Pick out and copy every line in the rows below that contains the string "cell". Case counts.

━━━━━━━━━━

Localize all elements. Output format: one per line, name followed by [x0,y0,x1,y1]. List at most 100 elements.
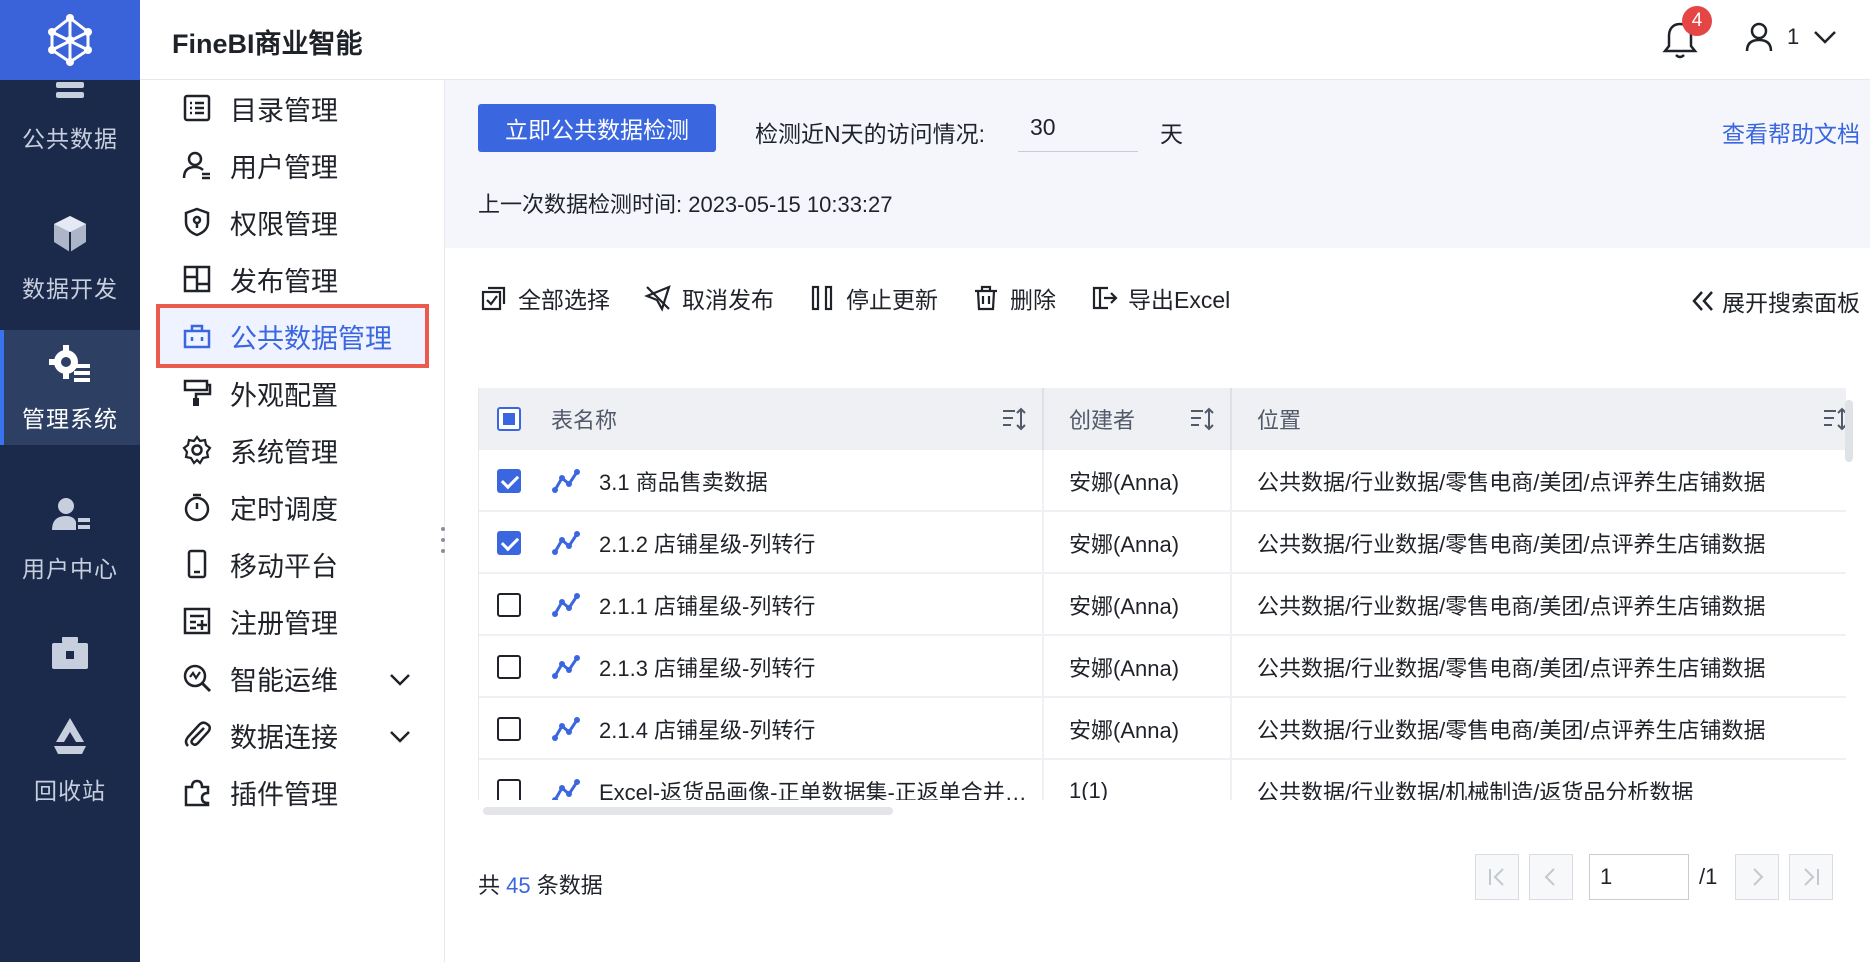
subnav-item-permissions[interactable]: 权限管理 [160,194,425,250]
sort-icon[interactable] [1189,406,1215,432]
subnav-item-publish[interactable]: 发布管理 [160,251,425,307]
first-page-icon [1489,868,1504,886]
table-name[interactable]: Excel-返货品画像-正单数据集-正返单合并数据 [599,775,1042,800]
row-location: 公共数据/行业数据/零售电商/美团/点评养生店铺数据 [1232,574,1846,636]
column-label: 位置 [1257,408,1302,433]
unpublish-button[interactable]: 取消发布 [644,281,774,315]
subnav-item-catalog[interactable]: 目录管理 [160,80,425,136]
user-menu[interactable]: 1 [1745,22,1837,52]
unpublish-icon [644,285,671,312]
prev-page-button[interactable] [1529,854,1573,900]
row-creator: 安娜(Anna) [1044,512,1232,574]
subnav-item-appearance[interactable]: 外观配置 [160,365,425,421]
chevron-right-icon [1753,868,1764,886]
page-input[interactable] [1589,854,1689,900]
row-checkbox[interactable] [497,655,521,679]
pagination: /1 [1475,854,1843,900]
table-row[interactable]: 2.1.1 店铺星级-列转行 安娜(Anna) 公共数据/行业数据/零售电商/美团/… [479,574,1846,636]
subnav-item-users[interactable]: 用户管理 [160,137,425,193]
subnav-item-plugins[interactable]: 插件管理 [160,764,425,820]
row-checkbox[interactable] [497,779,521,800]
check-now-button[interactable]: 立即公共数据检测 [478,104,716,152]
app-title: FineBI商业智能 [172,29,363,59]
briefcase-icon [183,324,211,349]
row-name: 2.1.2 店铺星级-列转行 [539,512,1044,574]
row-location: 公共数据/行业数据/机械制造/返货品分析数据 [1232,760,1846,800]
pause-icon [811,285,833,311]
top-header: FineBI商业智能 4 1 [140,0,1870,80]
sort-icon[interactable] [1001,406,1027,432]
subnav-item-ops[interactable]: 智能运维 [160,650,425,706]
subnav-item-public-data-management[interactable]: 公共数据管理 [156,304,429,368]
logo[interactable] [0,0,140,80]
help-doc-link[interactable]: 查看帮助文档 [1722,115,1860,149]
subnav-item-register[interactable]: 注册管理 [160,593,425,649]
export-icon [1092,286,1118,310]
table-row[interactable]: 2.1.2 店铺星级-列转行 安娜(Anna) 公共数据/行业数据/零售电商/美团/… [479,512,1846,574]
subnav-label: 移动平台 [230,551,338,582]
row-checkbox[interactable] [497,469,521,493]
row-checkbox-cell [479,450,539,512]
delete-button[interactable]: 删除 [972,281,1056,315]
table-name[interactable]: 2.1.4 店铺星级-列转行 [599,713,815,745]
subnav-item-system[interactable]: 系统管理 [160,422,425,478]
expand-search-button[interactable]: 展开搜索面板 [1690,284,1860,318]
select-all-icon [481,286,506,311]
table-name[interactable]: 3.1 商品售卖数据 [599,465,768,497]
row-name: 3.1 商品售卖数据 [539,450,1044,512]
dataset-icon [552,779,580,800]
creator-name: 安娜(Anna) [1069,470,1180,495]
table-name[interactable]: 2.1.3 店铺星级-列转行 [599,651,815,683]
table-row[interactable]: Excel-返货品画像-正单数据集-正返单合并数据 1(1) 公共数据/行业数据/机… [479,760,1846,800]
delete-label: 删除 [1010,287,1056,313]
row-checkbox[interactable] [497,531,521,555]
rail-item-recycle[interactable]: 回收站 [0,690,140,830]
table-row[interactable]: 2.1.3 店铺星级-列转行 安娜(Anna) 公共数据/行业数据/零售电商/美团/… [479,636,1846,698]
export-excel-button[interactable]: 导出Excel [1090,281,1230,315]
table-row[interactable]: 3.1 商品售卖数据 安娜(Anna) 公共数据/行业数据/零售电商/美团/点评养生… [479,450,1846,512]
chevron-down-icon[interactable] [387,723,413,749]
location-path: 公共数据/行业数据/零售电商/美团/点评养生店铺数据 [1257,532,1766,557]
row-checkbox[interactable] [497,717,521,741]
rail-item-user-center[interactable]: 用户中心 [0,470,140,605]
table-name[interactable]: 2.1.2 店铺星级-列转行 [599,527,815,559]
row-checkbox[interactable] [497,593,521,617]
subnav-label: 权限管理 [230,209,338,240]
last-page-button[interactable] [1789,854,1834,900]
table-row[interactable]: 2.1.4 店铺星级-列转行 安娜(Anna) 公共数据/行业数据/零售电商/美团/… [479,698,1846,760]
chevron-down-icon [1814,31,1837,44]
toolbar: 全部选择 取消发布 停止更新 删除 导出Excel [480,278,1264,318]
logo-icon [48,14,92,66]
creator-name: 1(1) [1069,778,1109,800]
column-label: 表名称 [551,408,618,433]
scrollbar-thumb[interactable] [483,807,893,815]
row-checkbox-cell [479,574,539,636]
horizontal-scrollbar[interactable] [478,807,1846,817]
select-all-button[interactable]: 全部选择 [480,281,610,315]
data-table: 表名称 创建者 位置 3.1 商品售卖数据 安娜(Anna) 公共数据/行业数据/零… [478,388,1846,800]
row-location: 公共数据/行业数据/零售电商/美团/点评养生店铺数据 [1232,698,1846,760]
next-page-button[interactable] [1735,854,1780,900]
puzzle-icon [184,779,210,807]
toolbox-icon [52,637,88,669]
subnav-item-mobile[interactable]: 移动平台 [160,536,425,592]
subnav-item-data-connection[interactable]: 数据连接 [160,707,425,763]
row-checkbox-cell [479,698,539,760]
days-input[interactable] [1018,104,1138,152]
vertical-scrollbar[interactable] [1845,400,1853,462]
row-location: 公共数据/行业数据/零售电商/美团/点评养生店铺数据 [1232,636,1846,698]
sort-icon[interactable] [1822,406,1846,432]
chevron-down-icon[interactable] [387,666,413,692]
first-page-button[interactable] [1475,854,1519,900]
stop-update-button[interactable]: 停止更新 [808,281,938,315]
rail-item-management[interactable]: 管理系统 [0,330,140,445]
rail-item-label: 用户中心 [22,555,118,582]
select-all-label: 全部选择 [518,287,610,313]
header-checkbox[interactable] [497,407,521,431]
publish-icon [183,265,211,293]
rail-item-data-dev[interactable]: 数据开发 [0,190,140,325]
table-name[interactable]: 2.1.1 店铺星级-列转行 [599,589,815,621]
last-page-icon [1804,868,1820,886]
subnav-item-schedule[interactable]: 定时调度 [160,479,425,535]
main-content: 立即公共数据检测 检测近N天的访问情况: 天 查看帮助文档 上一次数据检测时间:… [445,80,1870,962]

━━━━━━━━━━

▸ ANSWER TO THIS PROBLEM:
row-checkbox-cell [479,450,539,512]
row-checkbox-cell [479,574,539,636]
row-checkbox-cell [479,698,539,760]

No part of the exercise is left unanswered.